• _Problem statement_
Print every line of the entries below word for word, leaving out the pictures.

[Bounding box entries]
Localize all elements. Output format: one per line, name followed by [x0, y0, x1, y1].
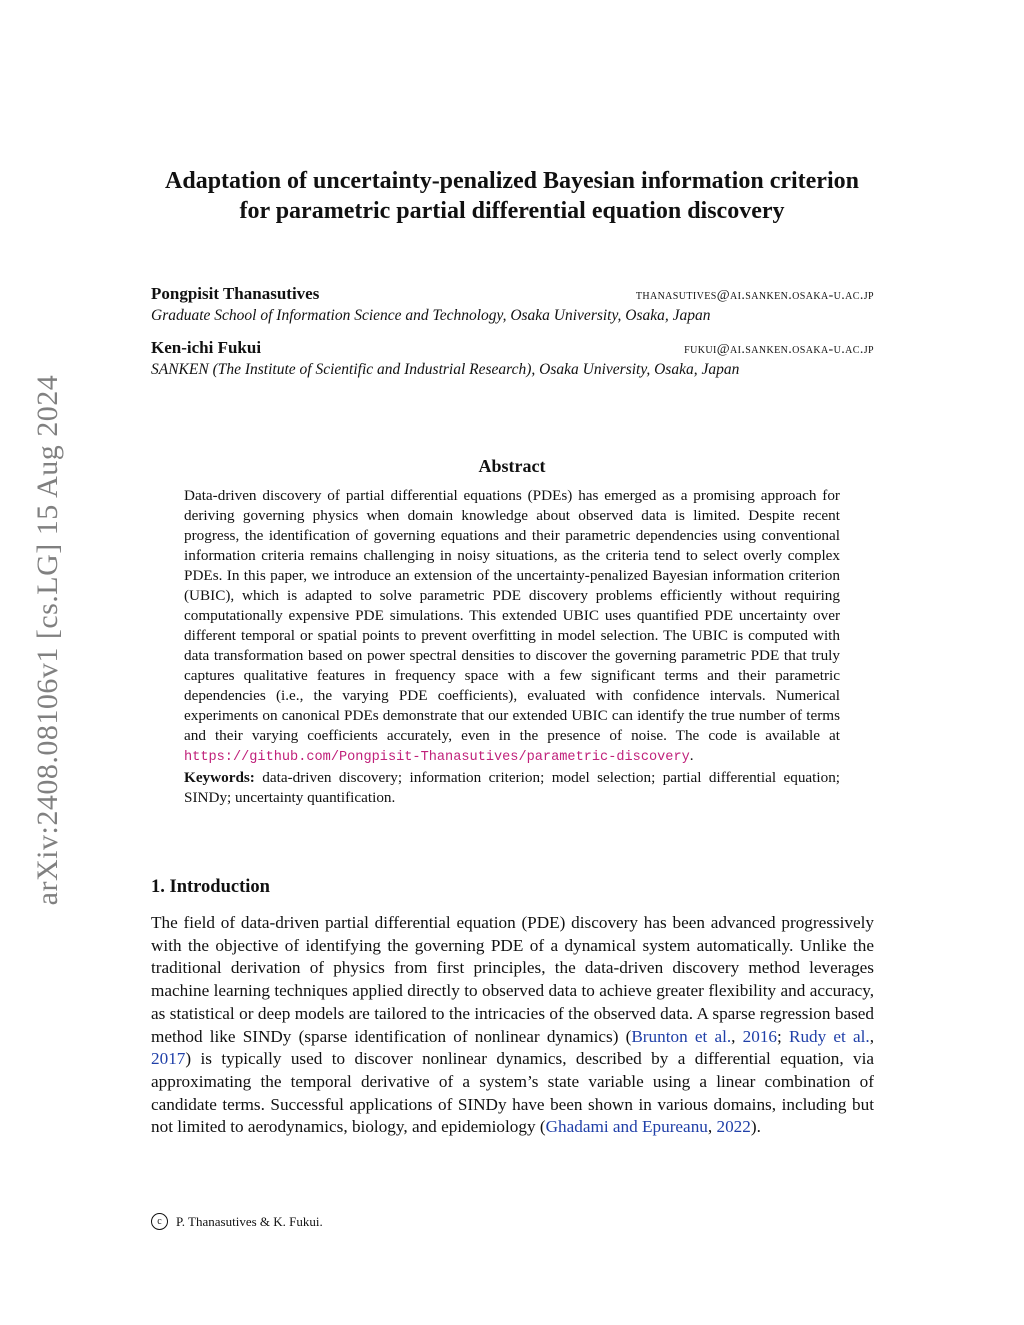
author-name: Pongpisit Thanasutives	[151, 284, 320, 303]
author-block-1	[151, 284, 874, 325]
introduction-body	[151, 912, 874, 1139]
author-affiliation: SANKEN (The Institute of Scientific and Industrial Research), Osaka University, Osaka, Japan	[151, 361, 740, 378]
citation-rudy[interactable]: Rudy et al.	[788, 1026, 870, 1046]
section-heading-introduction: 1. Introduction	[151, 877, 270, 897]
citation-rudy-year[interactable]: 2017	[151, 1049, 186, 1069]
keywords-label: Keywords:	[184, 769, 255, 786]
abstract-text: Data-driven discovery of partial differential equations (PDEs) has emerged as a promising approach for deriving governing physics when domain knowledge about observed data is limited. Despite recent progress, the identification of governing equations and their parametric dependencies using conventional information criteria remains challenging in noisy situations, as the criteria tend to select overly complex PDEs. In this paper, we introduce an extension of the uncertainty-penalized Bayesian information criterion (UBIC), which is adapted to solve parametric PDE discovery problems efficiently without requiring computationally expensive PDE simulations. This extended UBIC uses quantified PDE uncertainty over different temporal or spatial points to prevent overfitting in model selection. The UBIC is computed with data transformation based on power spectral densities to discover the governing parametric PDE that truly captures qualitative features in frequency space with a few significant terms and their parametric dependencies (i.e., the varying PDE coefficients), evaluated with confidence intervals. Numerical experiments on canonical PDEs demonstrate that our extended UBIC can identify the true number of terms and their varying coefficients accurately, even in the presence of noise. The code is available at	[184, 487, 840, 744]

• _The output_
Localize all elements. Output format: one per line, name followed by [x0, y0, x1, y1].
author-name: Pongpisit Thanasutives	[151, 284, 320, 303]
author-block-1	[151, 284, 874, 325]
introduction-body	[151, 912, 874, 1139]
author-affiliation: SANKEN (The Institute of Scientific and Industrial Research), Osaka University, Osaka, Japan	[151, 361, 740, 378]
citation-rudy[interactable]: Rudy et al.	[788, 1026, 870, 1046]
section-heading-introduction: 1. Introduction	[151, 877, 270, 897]
citation-rudy-year[interactable]: 2017	[151, 1049, 186, 1069]
keywords-label: Keywords:	[184, 769, 255, 786]
abstract-text: Data-driven discovery of partial differential equations (PDEs) has emerged as a promising approach for deriving governing physics when domain knowledge about observed data is limited. Despite recent progress, the identification of governing equations and their parametric dependencies using conventional information criteria remains challenging in noisy situations, as the criteria tend to select overly complex PDEs. In this paper, we introduce an extension of the uncertainty-penalized Bayesian information criterion (UBIC), which is adapted to solve parametric PDE discovery problems efficiently without requiring computationally expensive PDE simulations. This extended UBIC uses quantified PDE uncertainty over different temporal or spatial points to prevent overfitting in model selection. The UBIC is computed with data transformation based on power spectral densities to discover the governing parametric PDE that truly captures qualitative features in frequency space with a few significant terms and their parametric dependencies (i.e., the varying PDE coefficients), evaluated with confidence intervals. Numerical experiments on canonical PDEs demonstrate that our extended UBIC can identify the true number of terms and their varying coefficients accurately, even in the presence of noise. The code is available at	[184, 487, 840, 744]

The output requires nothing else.